╭─ Excerpt to read
While scouring the web recently, I came across a fascinating bit of history: an interview with Martha Lady, conducted as part of the University of Kentucky’s Frontier Nursing Service Oral History Project.
Lady, who grew up in a Brethren in Christ home in Kansas, served as a missionary nurse in Northern Rhodesia (present-day Zambia) in the 1950s and 1960s, before returning to the U.S. to serve with Frontier Nursing Services in rural Appalachia.
I’m still making my way through the whole interview; it’s rather long, and much of it concerns details about Lady’s work with the Frontier Nursing Service relevant only to those who want to know about the program. But there are a number of interesting tidbits. Thus far, I’m most fascinated by Lady’s discussion of the similarities she found between those she served in Zambia and those she later served while in midwife training in rural Appalachia. Here’s a snippet:
I was intrigued with the similarities I found between [people in Appalachia] and the people I worked with in Africa.
. . . [In] my class there were four of us who were home on furlough from Africa, and we all had the same type of feeling. I think part of it is their close living in na-. . . with nature, especially your women that were having babies. To them this wasn’t any big deal. “This is what I’m here for. I’m . . . I was born to have children, let’s get down to work and have a baby.” And that’s . . . they went to work as though this is something . . . what we do and let’s not make a big fuss about it, very much like our African women did. But I think it was just sort of a basic oneness with nature. Something that . . . I don’t know what it was, but there was something very, very closely connected. . . .
[T]hey’re not complicated with a bunch of . . . their lives aren’t complicated with a lot of civilization. I don’t mean civilization, but a lot of fancy tape, fixings from . . . I don’t know. I don’t know what it is except that it’s a . . . as one of our doctors in Africa said, “Life is basic,” and that’s pretty much what it was. Just not as complicated. Maybe that’s the word I want.
This is a fascinating glimpse into the way at least one missionary from the Brethren in Christ Church — a self-proclaimed “rural person” — perceived the Africans among whom she worked.
My reflections lead me to a couple questions: To what extent was such thinking representative of Brethren in Christ missionaries in this era? If representative, to what extent did it shape their ministry approach?
I’ve set up a link to the entire 47-minute interview below. If any of you want to listen to the whole thing and encounter problems with this interface, let me know (in the Comments section) and I’ll try and fix it. (Keep in mind that the audio doesn’t start until about :11 seconds in.)
Thanks, Devin. The doctor’s remark “Life is basic” reminds me of a conversation I had with Dr. Alvan regarding his general medical practice in rural Ohio after he returned from Zambia. I’m sure he used the same phrase, and may very well have been the physician to whom Martha Lady referred. So now we have two Brethren in Christ missionaries who thought in the same way. I’m not sure what to say about shaping ministry approach.
╰─
- [What to produce]: In the post about the Martha Lady interview, repeat word for word the passage that begins with "Lady, who grew" and ends with "with in Africa.".
╭─ Recorded data
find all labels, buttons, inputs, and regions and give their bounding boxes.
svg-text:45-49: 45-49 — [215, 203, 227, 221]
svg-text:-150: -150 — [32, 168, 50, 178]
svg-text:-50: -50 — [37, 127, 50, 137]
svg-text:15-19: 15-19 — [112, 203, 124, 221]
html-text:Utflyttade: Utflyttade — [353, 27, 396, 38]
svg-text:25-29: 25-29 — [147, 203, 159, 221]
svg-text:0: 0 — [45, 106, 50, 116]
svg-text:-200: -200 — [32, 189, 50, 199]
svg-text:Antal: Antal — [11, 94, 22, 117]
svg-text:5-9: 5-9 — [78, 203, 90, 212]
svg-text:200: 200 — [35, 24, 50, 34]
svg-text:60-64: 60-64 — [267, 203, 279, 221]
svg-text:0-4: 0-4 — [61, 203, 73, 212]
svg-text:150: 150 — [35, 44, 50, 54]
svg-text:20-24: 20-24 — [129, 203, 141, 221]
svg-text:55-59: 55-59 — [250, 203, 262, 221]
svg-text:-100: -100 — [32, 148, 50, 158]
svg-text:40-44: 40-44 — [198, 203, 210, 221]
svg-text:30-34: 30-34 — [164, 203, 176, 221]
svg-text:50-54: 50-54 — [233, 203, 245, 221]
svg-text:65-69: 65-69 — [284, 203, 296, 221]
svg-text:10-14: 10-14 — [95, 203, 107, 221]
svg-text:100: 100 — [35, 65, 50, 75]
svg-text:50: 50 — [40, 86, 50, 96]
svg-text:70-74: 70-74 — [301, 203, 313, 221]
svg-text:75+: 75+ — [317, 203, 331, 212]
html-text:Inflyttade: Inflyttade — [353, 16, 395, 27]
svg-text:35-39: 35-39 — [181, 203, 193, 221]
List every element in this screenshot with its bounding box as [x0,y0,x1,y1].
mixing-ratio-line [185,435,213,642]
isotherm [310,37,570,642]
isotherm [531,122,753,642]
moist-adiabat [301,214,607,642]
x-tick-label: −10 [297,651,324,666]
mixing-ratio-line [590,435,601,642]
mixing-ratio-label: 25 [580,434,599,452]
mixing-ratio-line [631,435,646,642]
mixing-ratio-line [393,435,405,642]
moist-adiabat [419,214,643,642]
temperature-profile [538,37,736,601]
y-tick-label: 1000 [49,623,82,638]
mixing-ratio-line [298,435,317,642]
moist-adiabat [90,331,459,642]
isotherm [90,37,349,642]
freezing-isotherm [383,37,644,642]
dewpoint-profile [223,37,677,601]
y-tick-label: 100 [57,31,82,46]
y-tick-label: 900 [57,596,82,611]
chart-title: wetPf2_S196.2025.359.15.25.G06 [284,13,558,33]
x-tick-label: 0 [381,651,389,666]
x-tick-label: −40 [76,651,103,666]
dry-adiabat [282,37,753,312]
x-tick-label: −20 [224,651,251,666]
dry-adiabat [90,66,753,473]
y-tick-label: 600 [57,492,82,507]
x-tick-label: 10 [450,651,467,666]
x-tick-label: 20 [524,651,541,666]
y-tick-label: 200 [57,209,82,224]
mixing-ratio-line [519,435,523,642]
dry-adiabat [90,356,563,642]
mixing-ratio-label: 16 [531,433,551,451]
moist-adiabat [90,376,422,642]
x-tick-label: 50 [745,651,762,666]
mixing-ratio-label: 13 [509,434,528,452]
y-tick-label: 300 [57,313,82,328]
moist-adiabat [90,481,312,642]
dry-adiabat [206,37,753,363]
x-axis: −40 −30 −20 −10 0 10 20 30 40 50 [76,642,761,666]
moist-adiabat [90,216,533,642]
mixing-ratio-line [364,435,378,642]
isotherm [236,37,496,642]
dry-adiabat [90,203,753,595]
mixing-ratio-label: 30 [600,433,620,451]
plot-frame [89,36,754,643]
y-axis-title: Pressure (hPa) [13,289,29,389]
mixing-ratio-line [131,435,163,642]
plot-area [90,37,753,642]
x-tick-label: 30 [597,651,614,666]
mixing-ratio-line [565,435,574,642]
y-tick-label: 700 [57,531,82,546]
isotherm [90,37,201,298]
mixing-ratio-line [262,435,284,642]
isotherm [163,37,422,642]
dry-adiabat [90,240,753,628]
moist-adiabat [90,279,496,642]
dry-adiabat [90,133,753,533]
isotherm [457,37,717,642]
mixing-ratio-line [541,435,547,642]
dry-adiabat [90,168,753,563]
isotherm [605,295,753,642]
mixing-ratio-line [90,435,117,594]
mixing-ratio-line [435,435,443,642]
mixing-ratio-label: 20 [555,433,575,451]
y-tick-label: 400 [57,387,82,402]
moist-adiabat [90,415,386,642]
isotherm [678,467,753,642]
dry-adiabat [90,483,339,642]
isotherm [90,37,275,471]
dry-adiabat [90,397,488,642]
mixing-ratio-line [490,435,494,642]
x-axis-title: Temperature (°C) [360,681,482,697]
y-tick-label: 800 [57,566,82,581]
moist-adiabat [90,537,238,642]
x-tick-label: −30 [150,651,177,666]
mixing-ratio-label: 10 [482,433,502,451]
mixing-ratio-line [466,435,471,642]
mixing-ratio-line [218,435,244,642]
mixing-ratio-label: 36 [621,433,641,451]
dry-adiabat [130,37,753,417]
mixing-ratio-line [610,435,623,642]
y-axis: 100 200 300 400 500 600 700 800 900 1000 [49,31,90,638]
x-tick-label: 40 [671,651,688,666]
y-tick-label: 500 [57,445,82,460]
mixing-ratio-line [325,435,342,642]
╰─
- [Exercise response]:
Lady, who grew up in a Brethren in Christ home in Kansas, served as a missionary nurse in Northern Rhodesia (present-day Zambia) in the 1950s and 1960s, before returning to the U.S. to serve with Frontier Nursing Services in rural Appalachia.
I’m still making my way through the whole interview; it’s rather long, and much of it concerns details about Lady’s work with the Frontier Nursing Service relevant only to those who want to know about the program. But there are a number of interesting tidbits. Thus far, I’m most fascinated by Lady’s discussion of the similarities she found between those she served in Zambia and those she later served while in midwife training in rural Appalachia. Here’s a snippet:
I was intrigued with the similarities I found between [people in Appalachia] and the people I worked with in Africa.